— To be done —
Return all the entries exactly, keeping pictures out.
====== Records to use
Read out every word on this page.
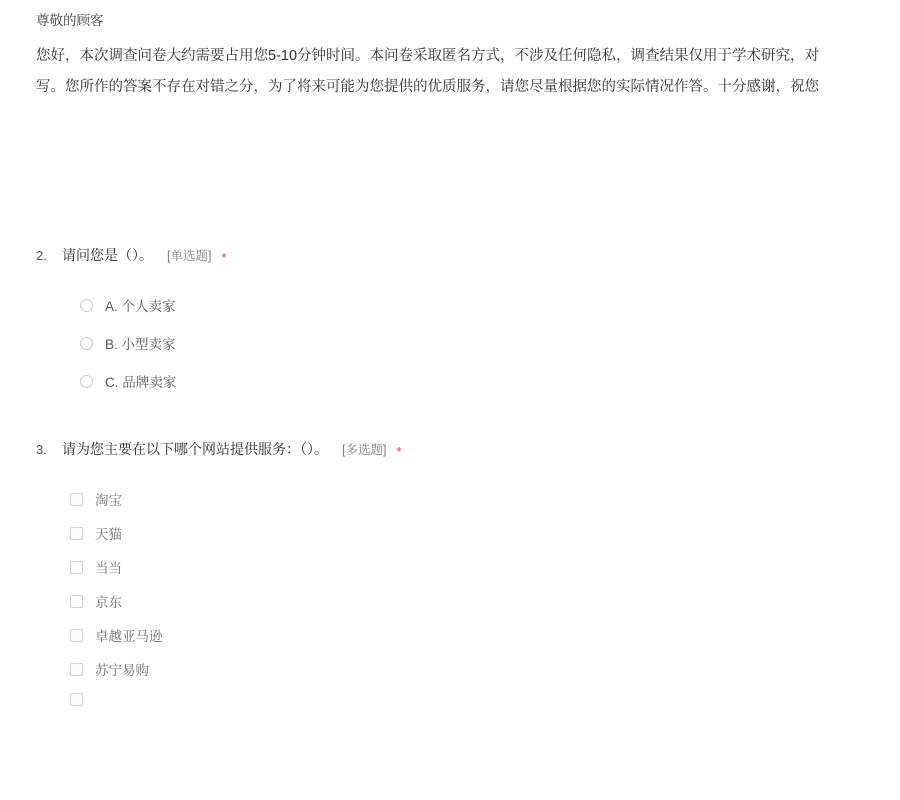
尊敬的顾客
您好，本次调查问卷大约需要占用您5-10分钟时间。本问卷采取匿名方式，不涉及任何隐私，调查结果仅用于学术研究，对
写。您所作的答案不存在对错之分，为了将来可能为您提供的优质服务，请您尽量根据您的实际情况作答。十分感谢，祝您
2.	请问您是（）。 [单选题] *
A. 个人卖家
B. 小型卖家
C. 品牌卖家
3.	请为您主要在以下哪个网站提供服务：（）。 [多选题] *
淘宝
天猫
当当
京东
卓越亚马逊
苏宁易购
============
— Result of the exercise —
Read out every word on this page.
尊敬的顾客
您好，本次调查问卷大约需要占用您5-10分钟时间。本问卷采取匿名方式，不涉及任何隐私，调查结果仅用于学术研究，对
写。您所作的答案不存在对错之分，为了将来可能为您提供的优质服务，请您尽量根据您的实际情况作答。十分感谢，祝您
2.	请问您是（）。 [单选题] *
A. 个人卖家
B. 小型卖家
C. 品牌卖家
3.	请为您主要在以下哪个网站提供服务：（）。 [多选题] *
淘宝
天猫
当当
京东
卓越亚马逊
苏宁易购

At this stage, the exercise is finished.